Short task: Copy, in full, each line of the material that holds the word "name".

┄┄┄┄┄┄

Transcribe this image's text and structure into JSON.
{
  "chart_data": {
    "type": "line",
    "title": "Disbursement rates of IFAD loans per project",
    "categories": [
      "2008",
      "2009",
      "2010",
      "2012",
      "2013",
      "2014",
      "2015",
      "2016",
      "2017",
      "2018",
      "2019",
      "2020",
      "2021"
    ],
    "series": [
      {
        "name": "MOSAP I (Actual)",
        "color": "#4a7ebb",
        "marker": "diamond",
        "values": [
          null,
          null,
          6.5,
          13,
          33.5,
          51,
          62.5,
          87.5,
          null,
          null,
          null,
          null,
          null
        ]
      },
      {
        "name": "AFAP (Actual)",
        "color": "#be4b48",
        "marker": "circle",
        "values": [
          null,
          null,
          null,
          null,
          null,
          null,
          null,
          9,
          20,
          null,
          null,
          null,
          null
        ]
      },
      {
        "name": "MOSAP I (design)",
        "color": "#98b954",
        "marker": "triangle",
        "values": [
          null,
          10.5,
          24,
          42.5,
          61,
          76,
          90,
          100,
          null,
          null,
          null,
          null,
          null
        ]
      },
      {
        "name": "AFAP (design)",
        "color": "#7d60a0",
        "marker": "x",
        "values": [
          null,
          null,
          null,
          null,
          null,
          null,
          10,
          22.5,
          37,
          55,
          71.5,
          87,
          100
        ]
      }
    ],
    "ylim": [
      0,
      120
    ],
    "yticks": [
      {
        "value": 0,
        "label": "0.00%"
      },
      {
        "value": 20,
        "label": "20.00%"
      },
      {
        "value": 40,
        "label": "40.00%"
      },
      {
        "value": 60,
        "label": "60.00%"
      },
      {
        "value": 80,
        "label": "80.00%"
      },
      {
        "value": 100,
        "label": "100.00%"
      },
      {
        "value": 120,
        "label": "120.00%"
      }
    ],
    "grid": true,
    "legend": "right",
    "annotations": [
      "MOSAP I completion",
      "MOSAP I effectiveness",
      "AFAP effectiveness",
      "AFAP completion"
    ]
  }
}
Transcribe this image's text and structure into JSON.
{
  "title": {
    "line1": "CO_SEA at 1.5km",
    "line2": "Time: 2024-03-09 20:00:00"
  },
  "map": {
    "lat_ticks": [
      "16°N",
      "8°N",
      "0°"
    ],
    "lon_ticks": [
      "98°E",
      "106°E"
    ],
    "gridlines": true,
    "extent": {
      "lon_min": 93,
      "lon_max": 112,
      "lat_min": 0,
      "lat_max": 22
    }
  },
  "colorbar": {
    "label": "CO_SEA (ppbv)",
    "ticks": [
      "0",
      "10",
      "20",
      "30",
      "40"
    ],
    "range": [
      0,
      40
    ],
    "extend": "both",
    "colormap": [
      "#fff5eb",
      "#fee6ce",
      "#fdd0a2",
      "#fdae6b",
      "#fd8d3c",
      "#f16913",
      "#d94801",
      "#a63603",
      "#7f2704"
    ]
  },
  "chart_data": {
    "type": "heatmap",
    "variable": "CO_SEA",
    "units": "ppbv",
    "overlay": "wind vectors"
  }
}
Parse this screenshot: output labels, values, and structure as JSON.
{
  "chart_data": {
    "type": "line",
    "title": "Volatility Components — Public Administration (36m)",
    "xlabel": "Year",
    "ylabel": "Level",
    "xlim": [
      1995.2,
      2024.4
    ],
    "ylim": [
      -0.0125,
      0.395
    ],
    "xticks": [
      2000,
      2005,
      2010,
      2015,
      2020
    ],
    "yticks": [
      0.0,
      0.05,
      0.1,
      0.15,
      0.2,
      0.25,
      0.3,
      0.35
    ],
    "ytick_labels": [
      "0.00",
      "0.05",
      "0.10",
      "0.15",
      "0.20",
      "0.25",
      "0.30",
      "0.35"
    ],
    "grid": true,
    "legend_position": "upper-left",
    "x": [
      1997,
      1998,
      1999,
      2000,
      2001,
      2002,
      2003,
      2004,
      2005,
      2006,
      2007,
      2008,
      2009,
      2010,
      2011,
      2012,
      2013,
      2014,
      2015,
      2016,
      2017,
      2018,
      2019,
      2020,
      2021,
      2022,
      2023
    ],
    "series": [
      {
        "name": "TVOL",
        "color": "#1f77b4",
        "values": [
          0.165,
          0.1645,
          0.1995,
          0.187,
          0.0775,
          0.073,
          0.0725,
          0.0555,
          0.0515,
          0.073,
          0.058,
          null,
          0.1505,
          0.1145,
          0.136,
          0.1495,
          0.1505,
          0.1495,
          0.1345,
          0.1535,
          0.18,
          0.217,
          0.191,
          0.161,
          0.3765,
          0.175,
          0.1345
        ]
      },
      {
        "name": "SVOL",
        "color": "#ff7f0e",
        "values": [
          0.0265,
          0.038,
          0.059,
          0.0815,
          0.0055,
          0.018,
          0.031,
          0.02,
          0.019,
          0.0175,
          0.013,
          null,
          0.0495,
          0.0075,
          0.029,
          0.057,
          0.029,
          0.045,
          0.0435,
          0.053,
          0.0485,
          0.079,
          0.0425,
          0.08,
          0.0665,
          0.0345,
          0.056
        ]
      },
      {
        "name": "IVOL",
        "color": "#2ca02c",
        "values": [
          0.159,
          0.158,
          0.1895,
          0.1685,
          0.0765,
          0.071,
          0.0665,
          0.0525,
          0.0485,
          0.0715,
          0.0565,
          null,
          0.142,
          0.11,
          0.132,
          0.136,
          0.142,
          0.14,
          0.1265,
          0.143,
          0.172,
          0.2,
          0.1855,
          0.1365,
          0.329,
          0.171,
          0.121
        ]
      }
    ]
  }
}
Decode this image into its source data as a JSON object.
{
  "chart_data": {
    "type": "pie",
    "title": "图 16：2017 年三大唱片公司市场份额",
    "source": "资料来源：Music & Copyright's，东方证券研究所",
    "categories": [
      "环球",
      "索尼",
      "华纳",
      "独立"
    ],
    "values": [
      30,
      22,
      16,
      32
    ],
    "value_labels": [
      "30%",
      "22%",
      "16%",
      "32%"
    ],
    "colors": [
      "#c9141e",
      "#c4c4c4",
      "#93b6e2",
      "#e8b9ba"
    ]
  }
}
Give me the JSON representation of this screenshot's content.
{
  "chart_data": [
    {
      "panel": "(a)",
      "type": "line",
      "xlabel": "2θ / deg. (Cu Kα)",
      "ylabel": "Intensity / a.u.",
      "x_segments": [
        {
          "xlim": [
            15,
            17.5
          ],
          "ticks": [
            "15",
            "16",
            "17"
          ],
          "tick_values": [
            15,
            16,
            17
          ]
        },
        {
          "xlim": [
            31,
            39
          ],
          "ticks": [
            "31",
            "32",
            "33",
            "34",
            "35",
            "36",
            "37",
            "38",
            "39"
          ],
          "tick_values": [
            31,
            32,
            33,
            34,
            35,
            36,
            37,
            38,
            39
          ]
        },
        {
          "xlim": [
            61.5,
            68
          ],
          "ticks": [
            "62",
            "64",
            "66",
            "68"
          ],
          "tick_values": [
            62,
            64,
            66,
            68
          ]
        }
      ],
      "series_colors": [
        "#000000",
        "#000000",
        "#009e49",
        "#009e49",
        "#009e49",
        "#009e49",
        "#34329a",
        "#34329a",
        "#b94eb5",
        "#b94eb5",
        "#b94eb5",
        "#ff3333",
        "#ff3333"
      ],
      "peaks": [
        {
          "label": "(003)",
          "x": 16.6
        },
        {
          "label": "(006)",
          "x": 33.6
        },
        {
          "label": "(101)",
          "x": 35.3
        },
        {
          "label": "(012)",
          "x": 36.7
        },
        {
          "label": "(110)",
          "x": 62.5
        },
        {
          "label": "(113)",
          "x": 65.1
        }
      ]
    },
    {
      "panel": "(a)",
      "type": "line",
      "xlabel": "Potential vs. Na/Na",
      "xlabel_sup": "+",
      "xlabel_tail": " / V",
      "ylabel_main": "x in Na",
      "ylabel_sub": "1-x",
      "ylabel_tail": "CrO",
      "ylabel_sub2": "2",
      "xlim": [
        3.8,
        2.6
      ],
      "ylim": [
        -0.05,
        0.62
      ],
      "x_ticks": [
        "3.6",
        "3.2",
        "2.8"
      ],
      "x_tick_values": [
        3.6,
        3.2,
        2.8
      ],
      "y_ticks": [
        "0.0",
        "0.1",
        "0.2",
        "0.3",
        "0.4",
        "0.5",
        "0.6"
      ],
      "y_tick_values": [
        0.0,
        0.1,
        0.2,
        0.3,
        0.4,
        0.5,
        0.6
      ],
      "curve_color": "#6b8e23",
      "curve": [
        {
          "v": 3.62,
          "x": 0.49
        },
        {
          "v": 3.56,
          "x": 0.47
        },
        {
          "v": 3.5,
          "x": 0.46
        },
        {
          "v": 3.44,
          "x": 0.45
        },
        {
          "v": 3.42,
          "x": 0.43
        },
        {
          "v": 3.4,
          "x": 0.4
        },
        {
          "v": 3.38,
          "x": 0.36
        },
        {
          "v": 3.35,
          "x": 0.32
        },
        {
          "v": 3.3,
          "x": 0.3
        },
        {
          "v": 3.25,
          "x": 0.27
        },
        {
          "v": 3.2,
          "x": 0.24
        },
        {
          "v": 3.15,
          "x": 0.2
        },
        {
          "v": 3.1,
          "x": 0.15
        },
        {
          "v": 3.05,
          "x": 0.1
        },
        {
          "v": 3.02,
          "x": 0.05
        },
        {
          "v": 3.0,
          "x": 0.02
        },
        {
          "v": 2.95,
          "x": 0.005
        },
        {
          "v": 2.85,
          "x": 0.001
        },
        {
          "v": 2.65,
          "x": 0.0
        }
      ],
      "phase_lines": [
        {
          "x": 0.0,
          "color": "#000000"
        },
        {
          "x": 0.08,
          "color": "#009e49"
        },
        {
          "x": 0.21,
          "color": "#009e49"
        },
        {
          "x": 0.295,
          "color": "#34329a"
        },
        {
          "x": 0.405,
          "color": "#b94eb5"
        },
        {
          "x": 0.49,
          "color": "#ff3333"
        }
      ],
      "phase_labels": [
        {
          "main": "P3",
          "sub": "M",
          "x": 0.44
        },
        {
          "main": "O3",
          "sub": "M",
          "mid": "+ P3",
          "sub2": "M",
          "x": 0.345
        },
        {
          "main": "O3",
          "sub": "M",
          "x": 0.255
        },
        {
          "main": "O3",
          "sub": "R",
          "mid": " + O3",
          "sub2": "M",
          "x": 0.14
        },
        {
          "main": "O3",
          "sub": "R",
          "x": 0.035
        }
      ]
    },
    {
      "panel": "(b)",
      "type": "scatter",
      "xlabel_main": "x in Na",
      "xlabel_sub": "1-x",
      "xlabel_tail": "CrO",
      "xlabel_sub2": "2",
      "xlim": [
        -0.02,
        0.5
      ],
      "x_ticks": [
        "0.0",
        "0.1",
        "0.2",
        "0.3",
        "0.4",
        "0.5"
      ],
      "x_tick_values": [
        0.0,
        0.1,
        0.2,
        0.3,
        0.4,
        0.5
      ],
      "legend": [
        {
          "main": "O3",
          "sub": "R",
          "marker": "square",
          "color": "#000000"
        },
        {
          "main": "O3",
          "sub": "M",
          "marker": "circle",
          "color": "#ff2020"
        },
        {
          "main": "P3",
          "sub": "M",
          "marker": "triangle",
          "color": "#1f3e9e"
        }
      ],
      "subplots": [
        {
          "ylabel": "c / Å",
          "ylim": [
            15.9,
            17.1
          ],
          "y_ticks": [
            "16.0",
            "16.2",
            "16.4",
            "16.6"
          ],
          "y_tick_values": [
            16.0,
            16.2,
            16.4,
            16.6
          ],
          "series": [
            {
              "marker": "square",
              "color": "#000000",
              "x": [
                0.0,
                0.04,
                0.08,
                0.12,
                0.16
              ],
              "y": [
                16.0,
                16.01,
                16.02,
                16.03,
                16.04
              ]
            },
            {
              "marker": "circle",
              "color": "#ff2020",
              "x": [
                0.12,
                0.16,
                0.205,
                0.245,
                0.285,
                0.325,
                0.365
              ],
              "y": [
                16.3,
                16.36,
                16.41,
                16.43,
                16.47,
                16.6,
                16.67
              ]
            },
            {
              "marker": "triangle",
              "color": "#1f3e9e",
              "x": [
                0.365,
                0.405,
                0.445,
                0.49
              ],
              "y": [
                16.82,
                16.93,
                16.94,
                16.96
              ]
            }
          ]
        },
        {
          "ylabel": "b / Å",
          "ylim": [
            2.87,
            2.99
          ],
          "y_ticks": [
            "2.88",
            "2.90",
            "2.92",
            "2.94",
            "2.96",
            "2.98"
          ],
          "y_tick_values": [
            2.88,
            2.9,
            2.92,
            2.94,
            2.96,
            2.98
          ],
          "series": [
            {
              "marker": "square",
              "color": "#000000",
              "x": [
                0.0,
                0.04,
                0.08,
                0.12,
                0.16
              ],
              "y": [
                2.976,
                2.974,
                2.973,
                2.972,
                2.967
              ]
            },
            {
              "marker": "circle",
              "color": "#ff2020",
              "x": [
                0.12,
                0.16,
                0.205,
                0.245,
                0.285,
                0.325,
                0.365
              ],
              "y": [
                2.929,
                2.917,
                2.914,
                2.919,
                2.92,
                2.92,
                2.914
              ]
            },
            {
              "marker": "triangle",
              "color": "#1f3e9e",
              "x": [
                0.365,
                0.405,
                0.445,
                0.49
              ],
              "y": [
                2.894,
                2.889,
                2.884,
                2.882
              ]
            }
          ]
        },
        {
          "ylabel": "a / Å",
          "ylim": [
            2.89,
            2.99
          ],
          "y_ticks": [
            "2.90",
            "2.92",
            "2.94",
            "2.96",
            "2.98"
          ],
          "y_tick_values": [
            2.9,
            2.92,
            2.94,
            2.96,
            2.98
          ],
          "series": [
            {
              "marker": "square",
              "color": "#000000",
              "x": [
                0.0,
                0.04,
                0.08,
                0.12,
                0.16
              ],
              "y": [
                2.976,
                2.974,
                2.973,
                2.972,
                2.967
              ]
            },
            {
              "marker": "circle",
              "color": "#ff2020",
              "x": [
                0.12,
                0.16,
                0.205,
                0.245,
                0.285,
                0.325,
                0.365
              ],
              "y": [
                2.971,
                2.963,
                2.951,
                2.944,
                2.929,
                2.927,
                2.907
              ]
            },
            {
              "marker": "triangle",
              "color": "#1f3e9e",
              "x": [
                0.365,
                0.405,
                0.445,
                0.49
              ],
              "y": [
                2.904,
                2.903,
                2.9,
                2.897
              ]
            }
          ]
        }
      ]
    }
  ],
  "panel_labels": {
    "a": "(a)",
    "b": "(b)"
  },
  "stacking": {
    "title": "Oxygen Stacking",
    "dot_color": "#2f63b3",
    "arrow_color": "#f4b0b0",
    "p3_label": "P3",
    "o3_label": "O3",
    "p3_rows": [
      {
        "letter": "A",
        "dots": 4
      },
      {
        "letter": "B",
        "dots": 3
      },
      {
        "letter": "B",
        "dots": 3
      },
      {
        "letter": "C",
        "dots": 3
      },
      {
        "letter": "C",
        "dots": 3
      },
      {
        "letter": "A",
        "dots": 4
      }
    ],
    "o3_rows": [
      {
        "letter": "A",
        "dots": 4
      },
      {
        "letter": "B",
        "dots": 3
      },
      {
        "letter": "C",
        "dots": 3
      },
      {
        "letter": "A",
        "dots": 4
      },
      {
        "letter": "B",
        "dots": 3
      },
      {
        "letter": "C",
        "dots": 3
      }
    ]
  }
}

┄┄┄┄┄┄

Task solution:
        "name": "MOSAP I (Actual)",
        "name": "AFAP (Actual)",
        "name": "MOSAP I (design)",
        "name": "AFAP (design)",
        "name": "TVOL",
        "name": "SVOL",
        "name": "IVOL",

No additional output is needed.